DIRECTIONS FOR THIS TASK
Write out all of the records precisely. Skip anything that is a picture.

===== DATA EXCERPTS

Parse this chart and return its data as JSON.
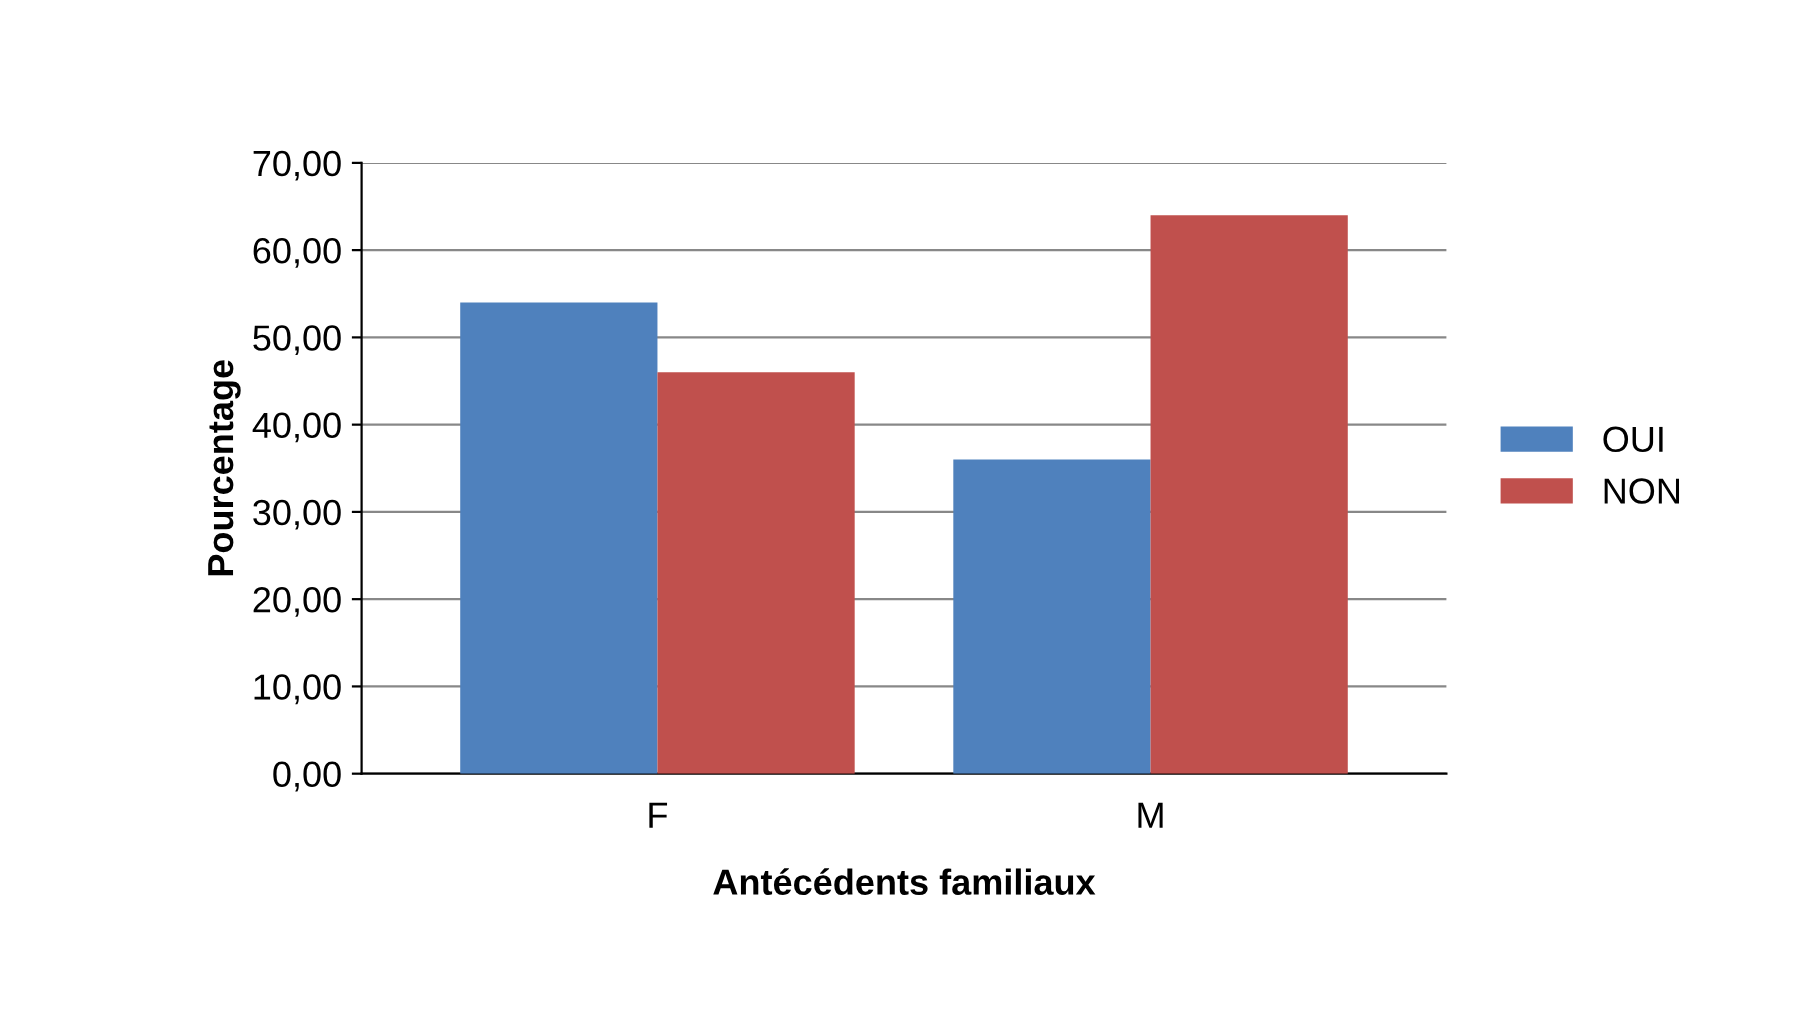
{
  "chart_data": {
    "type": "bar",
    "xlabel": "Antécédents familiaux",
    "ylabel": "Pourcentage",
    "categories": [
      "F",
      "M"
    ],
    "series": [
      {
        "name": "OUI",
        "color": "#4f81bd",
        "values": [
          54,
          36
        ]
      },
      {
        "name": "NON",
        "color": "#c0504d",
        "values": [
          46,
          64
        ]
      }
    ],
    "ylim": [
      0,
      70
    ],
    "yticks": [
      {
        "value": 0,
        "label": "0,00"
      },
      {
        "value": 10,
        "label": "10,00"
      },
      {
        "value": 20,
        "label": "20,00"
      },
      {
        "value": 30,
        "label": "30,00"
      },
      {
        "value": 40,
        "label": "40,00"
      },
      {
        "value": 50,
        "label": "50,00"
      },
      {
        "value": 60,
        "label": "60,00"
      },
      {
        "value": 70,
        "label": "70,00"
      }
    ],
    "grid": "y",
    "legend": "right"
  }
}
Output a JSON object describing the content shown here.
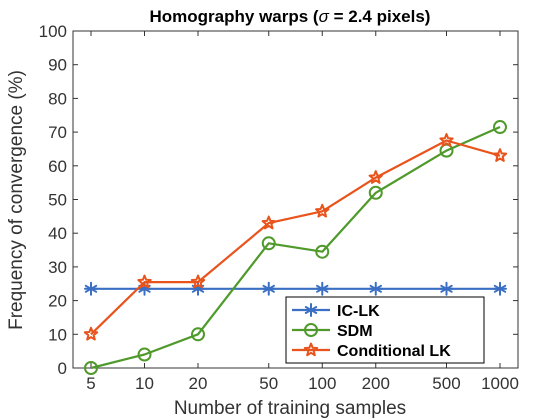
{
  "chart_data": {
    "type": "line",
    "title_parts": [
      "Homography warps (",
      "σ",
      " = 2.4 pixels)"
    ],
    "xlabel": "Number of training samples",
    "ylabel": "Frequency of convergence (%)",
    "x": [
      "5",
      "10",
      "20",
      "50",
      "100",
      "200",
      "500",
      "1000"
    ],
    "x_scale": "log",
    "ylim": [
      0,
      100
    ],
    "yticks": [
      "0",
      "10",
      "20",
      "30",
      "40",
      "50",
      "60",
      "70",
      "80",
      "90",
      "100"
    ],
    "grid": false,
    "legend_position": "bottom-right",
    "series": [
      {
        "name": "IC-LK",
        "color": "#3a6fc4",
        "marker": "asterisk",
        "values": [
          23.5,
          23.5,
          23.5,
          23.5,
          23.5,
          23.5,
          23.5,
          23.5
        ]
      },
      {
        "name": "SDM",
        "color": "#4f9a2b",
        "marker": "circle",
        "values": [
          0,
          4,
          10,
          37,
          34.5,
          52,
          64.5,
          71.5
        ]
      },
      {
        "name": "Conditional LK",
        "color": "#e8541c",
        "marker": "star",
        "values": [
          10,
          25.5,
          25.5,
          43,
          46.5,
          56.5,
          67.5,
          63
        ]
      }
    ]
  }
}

==========

FINISHED TASK
Parse this chart and return its data as JSON.
{
  "chart_data": {
    "type": "bar",
    "xlabel": "Antécédents familiaux",
    "ylabel": "Pourcentage",
    "categories": [
      "F",
      "M"
    ],
    "series": [
      {
        "name": "OUI",
        "color": "#4f81bd",
        "values": [
          54,
          36
        ]
      },
      {
        "name": "NON",
        "color": "#c0504d",
        "values": [
          46,
          64
        ]
      }
    ],
    "ylim": [
      0,
      70
    ],
    "yticks": [
      {
        "value": 0,
        "label": "0,00"
      },
      {
        "value": 10,
        "label": "10,00"
      },
      {
        "value": 20,
        "label": "20,00"
      },
      {
        "value": 30,
        "label": "30,00"
      },
      {
        "value": 40,
        "label": "40,00"
      },
      {
        "value": 50,
        "label": "50,00"
      },
      {
        "value": 60,
        "label": "60,00"
      },
      {
        "value": 70,
        "label": "70,00"
      }
    ],
    "grid": "y",
    "legend": "right"
  }
}
Output a JSON object describing the content shown here.
{
  "chart_data": {
    "type": "line",
    "title_parts": [
      "Homography warps (",
      "σ",
      " = 2.4 pixels)"
    ],
    "xlabel": "Number of training samples",
    "ylabel": "Frequency of convergence (%)",
    "x": [
      "5",
      "10",
      "20",
      "50",
      "100",
      "200",
      "500",
      "1000"
    ],
    "x_scale": "log",
    "ylim": [
      0,
      100
    ],
    "yticks": [
      "0",
      "10",
      "20",
      "30",
      "40",
      "50",
      "60",
      "70",
      "80",
      "90",
      "100"
    ],
    "grid": false,
    "legend_position": "bottom-right",
    "series": [
      {
        "name": "IC-LK",
        "color": "#3a6fc4",
        "marker": "asterisk",
        "values": [
          23.5,
          23.5,
          23.5,
          23.5,
          23.5,
          23.5,
          23.5,
          23.5
        ]
      },
      {
        "name": "SDM",
        "color": "#4f9a2b",
        "marker": "circle",
        "values": [
          0,
          4,
          10,
          37,
          34.5,
          52,
          64.5,
          71.5
        ]
      },
      {
        "name": "Conditional LK",
        "color": "#e8541c",
        "marker": "star",
        "values": [
          10,
          25.5,
          25.5,
          43,
          46.5,
          56.5,
          67.5,
          63
        ]
      }
    ]
  }
}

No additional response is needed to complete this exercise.